EXERCISE GOAL: How many of the lines that follow contain the word "MANTENIMIENTO"? Give only the number.

ITEMS:
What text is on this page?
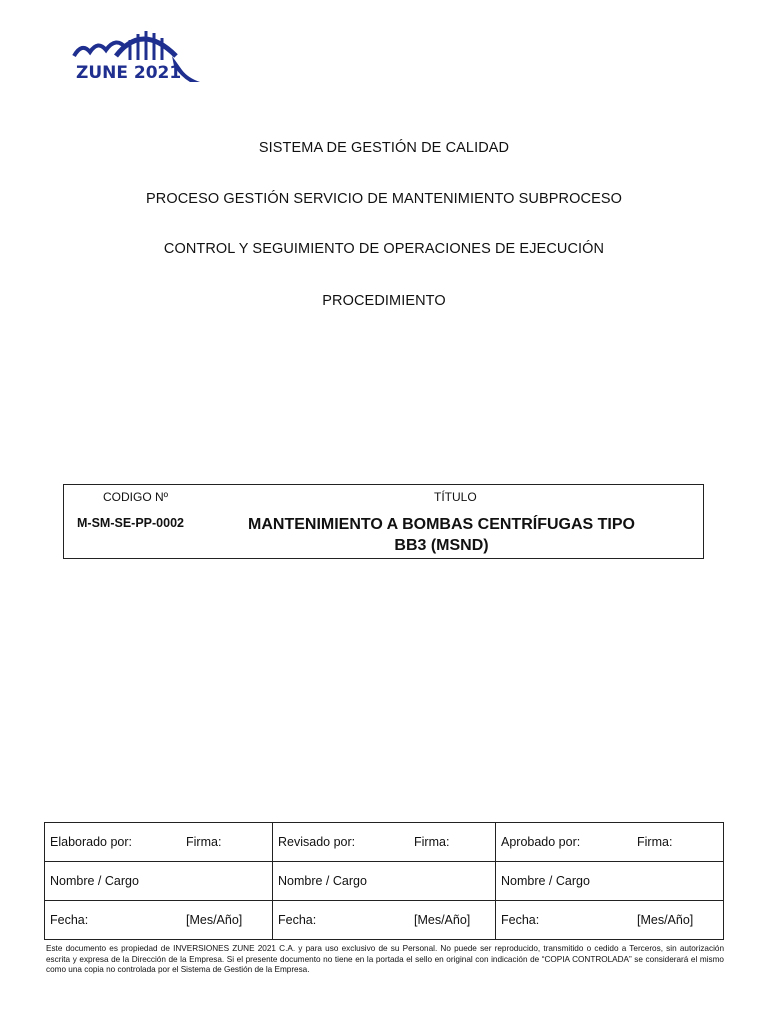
ZUNE 2021
SISTEMA DE GESTIÓN DE CALIDAD
PROCESO GESTIÓN SERVICIO DE MANTENIMIENTO SUBPROCESO
CONTROL Y SEGUIMIENTO DE OPERACIONES DE EJECUCIÓN
PROCEDIMIENTO
CODIGO Nº	TÍTULO
M-SM-SE-PP-0002	MANTENIMIENTO A BOMBAS CENTRÍFUGAS TIPO
BB3 (MSND)
Elaborado por: Firma:	Revisado por: Firma:	Aprobado por: Firma:

Nombre / Cargo	Nombre / Cargo	Nombre / Cargo

Fecha: [Mes/Año]	Fecha: [Mes/Año]	Fecha: [Mes/Año]
Este documento es propiedad de INVERSIONES ZUNE 2021 C.A. y para uso exclusivo de su Personal. No puede ser reproducido, transmitido o cedido a Terceros, sin autorización escrita y expresa de la Dirección de la Empresa. Si el presente documento no tiene en la portada el sello en original con indicación de “COPIA CONTROLADA” se considerará el mismo como una copia no controlada por el Sistema de Gestión de la Empresa.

EXERCISE ANSWER: 2